## GIVEN TASK
Find every line in the records below that holds the word "display", and copy it out.

## ENTRIES SUPPLIED

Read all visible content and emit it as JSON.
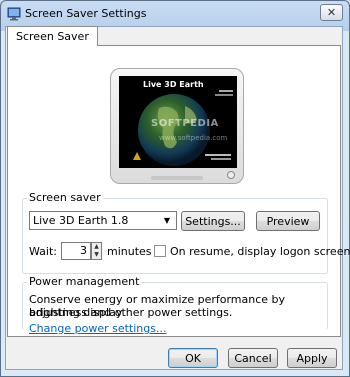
{
  "window": {
    "title": "Screen Saver Settings",
    "close_glyph": "✕"
  },
  "tabs": [
    {
      "label": "Screen Saver"
    }
  ],
  "preview": {
    "saver_title": "Live 3D Earth",
    "watermark": "SOFTPEDIA",
    "watermark_url": "www.softpedia.com"
  },
  "screensaver": {
    "group_label": "Screen saver",
    "selected": "Live 3D Earth 1.8",
    "settings_button": "Settings...",
    "preview_button": "Preview",
    "wait_label": "Wait:",
    "wait_value": "3",
    "minutes_label": "minutes",
    "resume_label": "On resume, display logon screen",
    "resume_checked": false
  },
  "power": {
    "group_label": "Power management",
    "description_line1": "Conserve energy or maximize performance by adjusting display",
    "description_line2": "brightness and other power settings.",
    "link": "Change power settings..."
  },
  "buttons": {
    "ok": "OK",
    "cancel": "Cancel",
    "apply": "Apply"
  }
}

## EXERCISE RESULT
    "resume_label": "On resume, display logon screen",
    "description_line1": "Conserve energy or maximize performance by adjusting display",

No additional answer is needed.